Return, unchanged, the entries from the first line through the line that contains "data-point: [91, 280, 99, 288]", including both ends.

▶ **Input data**
# # # # #

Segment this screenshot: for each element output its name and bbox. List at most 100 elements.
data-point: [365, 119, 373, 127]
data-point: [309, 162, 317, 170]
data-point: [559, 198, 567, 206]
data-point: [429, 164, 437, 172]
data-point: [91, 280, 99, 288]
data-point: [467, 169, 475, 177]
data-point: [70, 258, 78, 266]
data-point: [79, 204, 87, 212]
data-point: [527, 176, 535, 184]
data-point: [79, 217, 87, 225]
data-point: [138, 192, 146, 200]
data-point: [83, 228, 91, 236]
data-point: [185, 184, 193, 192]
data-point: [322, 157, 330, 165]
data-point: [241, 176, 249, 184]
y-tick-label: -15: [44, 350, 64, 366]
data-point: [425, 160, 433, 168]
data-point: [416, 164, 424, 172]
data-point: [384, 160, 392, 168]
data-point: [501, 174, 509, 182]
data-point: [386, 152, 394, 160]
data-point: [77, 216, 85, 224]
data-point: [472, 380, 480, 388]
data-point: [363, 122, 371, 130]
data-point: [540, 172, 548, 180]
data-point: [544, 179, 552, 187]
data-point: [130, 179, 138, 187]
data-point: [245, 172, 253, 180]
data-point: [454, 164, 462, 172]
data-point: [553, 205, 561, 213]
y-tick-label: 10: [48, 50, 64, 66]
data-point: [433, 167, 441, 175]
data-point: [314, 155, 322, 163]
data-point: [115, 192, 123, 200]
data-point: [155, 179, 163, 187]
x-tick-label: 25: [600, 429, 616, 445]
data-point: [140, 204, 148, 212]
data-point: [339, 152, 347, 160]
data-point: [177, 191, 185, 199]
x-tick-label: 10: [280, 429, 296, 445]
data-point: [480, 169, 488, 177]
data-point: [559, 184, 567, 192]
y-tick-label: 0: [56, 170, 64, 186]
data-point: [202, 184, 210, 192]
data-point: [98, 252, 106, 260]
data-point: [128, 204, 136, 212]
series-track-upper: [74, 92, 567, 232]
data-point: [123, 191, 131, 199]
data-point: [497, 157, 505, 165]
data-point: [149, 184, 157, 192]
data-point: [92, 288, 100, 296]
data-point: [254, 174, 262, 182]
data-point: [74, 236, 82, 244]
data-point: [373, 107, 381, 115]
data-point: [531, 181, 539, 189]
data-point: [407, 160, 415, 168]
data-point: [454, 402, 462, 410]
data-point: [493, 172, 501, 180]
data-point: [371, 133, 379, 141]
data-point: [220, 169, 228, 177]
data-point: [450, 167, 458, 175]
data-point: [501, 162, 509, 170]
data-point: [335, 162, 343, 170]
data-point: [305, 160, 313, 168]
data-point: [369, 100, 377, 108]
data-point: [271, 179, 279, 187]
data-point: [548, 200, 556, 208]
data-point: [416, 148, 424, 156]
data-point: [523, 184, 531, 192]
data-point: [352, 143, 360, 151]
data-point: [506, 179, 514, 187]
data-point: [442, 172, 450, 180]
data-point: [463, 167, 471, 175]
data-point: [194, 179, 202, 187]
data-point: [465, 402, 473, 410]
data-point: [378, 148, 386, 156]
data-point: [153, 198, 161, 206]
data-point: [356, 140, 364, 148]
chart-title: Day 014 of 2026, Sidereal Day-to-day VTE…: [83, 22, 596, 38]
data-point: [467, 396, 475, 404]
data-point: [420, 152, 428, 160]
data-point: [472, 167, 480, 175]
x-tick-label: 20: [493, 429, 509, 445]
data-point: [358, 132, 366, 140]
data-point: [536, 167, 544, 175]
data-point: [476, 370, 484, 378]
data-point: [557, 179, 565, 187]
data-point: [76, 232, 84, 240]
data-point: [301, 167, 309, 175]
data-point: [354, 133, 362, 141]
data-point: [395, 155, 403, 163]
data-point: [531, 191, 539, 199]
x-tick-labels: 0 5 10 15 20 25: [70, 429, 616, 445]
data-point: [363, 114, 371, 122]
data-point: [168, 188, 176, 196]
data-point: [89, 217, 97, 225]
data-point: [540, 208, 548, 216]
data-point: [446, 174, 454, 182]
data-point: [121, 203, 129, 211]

# # # # #

▶ **Response**
Segment this screenshot: for each element output its name and bbox. List at most 100 elements.
data-point: [365, 119, 373, 127]
data-point: [309, 162, 317, 170]
data-point: [559, 198, 567, 206]
data-point: [429, 164, 437, 172]
data-point: [91, 280, 99, 288]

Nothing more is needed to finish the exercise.